> [STATED TASK]:
Each line of the data that includes the string "xlabel" is to be copied out.

> [STORED RECORDS]:
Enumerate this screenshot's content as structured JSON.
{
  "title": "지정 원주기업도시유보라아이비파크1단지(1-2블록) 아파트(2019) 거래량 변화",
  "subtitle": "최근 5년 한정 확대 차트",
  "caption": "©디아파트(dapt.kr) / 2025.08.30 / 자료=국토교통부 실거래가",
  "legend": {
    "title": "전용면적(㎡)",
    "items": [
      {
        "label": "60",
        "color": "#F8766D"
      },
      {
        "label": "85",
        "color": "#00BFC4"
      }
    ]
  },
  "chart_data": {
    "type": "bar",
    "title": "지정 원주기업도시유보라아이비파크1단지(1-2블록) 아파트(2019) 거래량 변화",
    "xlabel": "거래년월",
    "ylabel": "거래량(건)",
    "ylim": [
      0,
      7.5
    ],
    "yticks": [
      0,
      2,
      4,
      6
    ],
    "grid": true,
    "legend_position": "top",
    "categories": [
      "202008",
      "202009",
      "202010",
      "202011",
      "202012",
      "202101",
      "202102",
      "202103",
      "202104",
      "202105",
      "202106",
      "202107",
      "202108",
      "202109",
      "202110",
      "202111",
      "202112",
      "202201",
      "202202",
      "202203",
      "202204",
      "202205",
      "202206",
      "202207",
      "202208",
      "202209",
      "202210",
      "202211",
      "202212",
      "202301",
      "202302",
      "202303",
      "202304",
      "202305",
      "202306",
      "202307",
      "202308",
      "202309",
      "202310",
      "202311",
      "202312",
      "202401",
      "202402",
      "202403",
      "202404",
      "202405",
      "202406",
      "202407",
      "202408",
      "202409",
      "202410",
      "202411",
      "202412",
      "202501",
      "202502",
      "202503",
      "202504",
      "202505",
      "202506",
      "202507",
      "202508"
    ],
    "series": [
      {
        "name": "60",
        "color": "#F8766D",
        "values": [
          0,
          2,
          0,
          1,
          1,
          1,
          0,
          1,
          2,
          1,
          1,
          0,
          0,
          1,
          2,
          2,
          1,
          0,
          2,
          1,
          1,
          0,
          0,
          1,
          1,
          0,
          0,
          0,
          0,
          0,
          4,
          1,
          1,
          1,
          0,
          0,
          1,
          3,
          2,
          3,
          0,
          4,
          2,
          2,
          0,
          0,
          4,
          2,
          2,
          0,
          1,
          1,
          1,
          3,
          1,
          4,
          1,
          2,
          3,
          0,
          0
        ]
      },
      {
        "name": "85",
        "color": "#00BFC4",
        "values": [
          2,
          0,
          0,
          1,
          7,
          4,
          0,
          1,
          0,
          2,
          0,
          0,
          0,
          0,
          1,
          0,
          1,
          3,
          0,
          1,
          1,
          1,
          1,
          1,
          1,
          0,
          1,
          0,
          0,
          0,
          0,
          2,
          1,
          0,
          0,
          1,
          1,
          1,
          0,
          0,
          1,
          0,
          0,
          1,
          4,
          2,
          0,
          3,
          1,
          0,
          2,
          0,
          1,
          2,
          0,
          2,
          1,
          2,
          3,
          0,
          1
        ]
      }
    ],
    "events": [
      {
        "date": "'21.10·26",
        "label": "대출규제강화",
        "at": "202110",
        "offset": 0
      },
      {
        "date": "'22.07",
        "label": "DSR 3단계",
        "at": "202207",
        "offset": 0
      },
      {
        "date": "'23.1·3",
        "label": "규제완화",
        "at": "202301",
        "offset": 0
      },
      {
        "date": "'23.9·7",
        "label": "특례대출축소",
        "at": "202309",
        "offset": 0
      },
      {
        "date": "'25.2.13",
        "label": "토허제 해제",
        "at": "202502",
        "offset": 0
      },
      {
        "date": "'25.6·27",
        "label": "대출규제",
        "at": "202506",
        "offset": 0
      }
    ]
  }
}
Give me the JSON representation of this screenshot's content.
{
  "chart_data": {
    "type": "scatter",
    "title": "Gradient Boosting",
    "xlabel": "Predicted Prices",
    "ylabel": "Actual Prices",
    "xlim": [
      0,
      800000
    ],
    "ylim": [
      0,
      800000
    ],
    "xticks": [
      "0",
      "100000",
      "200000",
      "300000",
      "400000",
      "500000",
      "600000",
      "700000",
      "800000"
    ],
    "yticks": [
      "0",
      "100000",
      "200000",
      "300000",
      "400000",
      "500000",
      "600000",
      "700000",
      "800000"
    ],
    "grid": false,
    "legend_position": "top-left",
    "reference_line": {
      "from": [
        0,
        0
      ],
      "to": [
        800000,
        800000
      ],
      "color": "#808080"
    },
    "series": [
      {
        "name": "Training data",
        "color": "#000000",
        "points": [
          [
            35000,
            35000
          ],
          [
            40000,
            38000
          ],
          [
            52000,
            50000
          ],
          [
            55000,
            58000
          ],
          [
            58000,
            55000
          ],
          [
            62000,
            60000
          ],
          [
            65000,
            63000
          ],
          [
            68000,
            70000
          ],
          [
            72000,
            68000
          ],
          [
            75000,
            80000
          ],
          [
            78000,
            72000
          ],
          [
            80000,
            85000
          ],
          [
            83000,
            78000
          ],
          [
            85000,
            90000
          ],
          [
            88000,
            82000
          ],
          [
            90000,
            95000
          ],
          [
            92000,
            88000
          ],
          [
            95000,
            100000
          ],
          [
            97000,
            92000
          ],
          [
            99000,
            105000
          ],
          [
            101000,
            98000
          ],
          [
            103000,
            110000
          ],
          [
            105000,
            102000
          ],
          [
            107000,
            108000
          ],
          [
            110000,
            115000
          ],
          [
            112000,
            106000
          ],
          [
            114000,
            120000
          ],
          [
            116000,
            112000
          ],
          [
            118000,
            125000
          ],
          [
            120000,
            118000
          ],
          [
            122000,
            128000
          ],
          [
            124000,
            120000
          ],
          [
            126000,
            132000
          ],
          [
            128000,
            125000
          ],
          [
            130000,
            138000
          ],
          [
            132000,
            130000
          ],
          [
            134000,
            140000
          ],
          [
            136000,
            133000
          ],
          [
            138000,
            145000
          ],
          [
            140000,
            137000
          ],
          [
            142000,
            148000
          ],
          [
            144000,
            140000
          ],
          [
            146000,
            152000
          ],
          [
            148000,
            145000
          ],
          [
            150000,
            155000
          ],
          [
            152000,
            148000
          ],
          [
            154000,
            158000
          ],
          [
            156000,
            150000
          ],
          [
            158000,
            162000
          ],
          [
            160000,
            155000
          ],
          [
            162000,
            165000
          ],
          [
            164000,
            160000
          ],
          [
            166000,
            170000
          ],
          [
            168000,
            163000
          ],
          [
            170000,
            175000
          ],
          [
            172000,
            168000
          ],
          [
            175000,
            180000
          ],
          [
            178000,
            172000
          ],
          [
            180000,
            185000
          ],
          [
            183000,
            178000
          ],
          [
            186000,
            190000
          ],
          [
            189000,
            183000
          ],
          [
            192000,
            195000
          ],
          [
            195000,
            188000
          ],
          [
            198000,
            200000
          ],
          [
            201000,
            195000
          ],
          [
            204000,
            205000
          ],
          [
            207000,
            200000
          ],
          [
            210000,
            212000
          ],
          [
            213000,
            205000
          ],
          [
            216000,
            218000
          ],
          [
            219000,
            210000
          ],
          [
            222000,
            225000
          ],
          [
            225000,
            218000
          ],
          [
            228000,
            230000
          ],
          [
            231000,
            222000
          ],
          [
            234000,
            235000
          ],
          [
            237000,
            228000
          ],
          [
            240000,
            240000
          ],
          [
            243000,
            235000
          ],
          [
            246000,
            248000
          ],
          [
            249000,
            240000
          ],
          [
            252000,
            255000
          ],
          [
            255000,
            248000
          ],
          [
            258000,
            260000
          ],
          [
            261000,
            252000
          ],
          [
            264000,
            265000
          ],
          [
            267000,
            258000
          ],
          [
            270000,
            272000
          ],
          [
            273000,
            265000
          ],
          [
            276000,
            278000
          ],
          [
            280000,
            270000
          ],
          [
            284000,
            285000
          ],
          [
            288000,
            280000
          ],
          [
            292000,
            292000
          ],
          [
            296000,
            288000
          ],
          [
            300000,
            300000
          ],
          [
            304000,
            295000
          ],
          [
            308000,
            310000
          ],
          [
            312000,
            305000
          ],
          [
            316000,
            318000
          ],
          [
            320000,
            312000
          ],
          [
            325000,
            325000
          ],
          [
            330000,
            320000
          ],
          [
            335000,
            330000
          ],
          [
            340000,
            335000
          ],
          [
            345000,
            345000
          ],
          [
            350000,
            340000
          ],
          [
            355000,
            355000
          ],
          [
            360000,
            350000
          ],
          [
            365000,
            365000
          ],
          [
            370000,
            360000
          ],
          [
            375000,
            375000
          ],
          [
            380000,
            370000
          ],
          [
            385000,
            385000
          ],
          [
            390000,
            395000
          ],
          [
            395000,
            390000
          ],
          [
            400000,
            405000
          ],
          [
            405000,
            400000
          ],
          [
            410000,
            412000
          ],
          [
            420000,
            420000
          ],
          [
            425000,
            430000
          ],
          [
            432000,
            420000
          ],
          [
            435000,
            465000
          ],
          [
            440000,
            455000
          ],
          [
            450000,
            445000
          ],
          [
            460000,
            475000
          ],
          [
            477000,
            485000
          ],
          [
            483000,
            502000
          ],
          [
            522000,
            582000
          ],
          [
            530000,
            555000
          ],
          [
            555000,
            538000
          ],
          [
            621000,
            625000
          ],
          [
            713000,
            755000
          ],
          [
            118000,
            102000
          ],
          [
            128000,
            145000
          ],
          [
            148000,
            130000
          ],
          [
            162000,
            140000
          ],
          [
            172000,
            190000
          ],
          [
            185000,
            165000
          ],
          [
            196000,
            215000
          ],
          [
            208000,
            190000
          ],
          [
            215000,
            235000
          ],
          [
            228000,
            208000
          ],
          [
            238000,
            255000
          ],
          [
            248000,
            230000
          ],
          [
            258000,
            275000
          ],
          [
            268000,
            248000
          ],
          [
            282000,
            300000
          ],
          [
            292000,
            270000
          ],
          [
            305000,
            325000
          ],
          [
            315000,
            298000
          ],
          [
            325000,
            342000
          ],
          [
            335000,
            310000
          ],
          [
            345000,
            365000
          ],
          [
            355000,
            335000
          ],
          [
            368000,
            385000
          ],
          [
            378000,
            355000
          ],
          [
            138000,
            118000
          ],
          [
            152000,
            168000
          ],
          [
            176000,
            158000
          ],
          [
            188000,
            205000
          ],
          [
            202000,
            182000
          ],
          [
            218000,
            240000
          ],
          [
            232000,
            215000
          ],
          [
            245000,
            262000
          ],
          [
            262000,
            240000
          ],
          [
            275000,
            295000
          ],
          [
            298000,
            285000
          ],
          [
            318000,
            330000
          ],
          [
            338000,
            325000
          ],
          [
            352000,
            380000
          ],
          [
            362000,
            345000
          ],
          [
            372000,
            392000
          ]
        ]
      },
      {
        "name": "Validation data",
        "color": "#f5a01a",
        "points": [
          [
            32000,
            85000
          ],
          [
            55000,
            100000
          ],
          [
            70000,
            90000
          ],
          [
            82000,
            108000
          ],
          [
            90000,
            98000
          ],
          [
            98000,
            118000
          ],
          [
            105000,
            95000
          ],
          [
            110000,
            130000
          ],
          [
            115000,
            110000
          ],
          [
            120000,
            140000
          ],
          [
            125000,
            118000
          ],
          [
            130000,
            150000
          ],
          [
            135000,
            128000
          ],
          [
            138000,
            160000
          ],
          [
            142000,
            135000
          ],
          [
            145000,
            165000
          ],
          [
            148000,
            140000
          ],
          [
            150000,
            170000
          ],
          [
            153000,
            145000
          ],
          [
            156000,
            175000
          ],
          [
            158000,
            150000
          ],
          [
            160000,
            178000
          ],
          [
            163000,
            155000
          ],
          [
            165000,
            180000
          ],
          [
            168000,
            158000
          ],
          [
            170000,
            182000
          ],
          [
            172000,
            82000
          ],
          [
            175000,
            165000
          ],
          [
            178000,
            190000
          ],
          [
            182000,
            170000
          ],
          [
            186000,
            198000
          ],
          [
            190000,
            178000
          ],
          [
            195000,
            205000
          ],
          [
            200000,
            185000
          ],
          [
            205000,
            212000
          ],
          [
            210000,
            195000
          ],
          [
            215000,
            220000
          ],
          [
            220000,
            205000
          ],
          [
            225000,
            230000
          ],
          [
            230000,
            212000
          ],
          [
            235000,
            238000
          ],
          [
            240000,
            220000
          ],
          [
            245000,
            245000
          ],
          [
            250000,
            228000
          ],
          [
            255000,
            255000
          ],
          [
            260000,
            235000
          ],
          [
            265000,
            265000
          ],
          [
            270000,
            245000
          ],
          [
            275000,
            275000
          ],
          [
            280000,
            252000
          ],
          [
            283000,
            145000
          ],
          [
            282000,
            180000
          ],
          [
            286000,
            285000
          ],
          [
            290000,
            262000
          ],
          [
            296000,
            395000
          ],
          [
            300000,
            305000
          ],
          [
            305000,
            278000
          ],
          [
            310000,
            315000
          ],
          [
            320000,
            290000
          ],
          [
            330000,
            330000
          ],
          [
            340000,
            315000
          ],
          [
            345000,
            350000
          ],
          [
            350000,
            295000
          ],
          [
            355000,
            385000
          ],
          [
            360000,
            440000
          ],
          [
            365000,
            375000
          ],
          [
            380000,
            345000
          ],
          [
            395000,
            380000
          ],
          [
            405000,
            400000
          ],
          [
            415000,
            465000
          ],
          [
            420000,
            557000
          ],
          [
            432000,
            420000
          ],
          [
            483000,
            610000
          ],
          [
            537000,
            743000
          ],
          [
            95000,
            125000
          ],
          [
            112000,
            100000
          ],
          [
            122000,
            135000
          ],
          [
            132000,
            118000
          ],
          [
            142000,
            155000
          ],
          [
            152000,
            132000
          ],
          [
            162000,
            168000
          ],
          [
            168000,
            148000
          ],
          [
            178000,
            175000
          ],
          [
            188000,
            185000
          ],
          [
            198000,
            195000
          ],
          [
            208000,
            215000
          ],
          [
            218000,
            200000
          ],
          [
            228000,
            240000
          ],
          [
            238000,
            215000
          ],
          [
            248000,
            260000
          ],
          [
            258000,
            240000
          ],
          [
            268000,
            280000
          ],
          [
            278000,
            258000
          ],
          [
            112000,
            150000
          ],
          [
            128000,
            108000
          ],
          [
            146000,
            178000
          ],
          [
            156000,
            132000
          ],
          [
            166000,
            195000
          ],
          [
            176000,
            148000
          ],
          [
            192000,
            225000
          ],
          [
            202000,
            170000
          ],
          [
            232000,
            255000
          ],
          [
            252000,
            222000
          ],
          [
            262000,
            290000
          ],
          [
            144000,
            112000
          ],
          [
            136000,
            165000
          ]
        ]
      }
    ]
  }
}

> [WRITTEN SOLUTION]:
    "xlabel": "거래년월",
    "xlabel": "Predicted Prices",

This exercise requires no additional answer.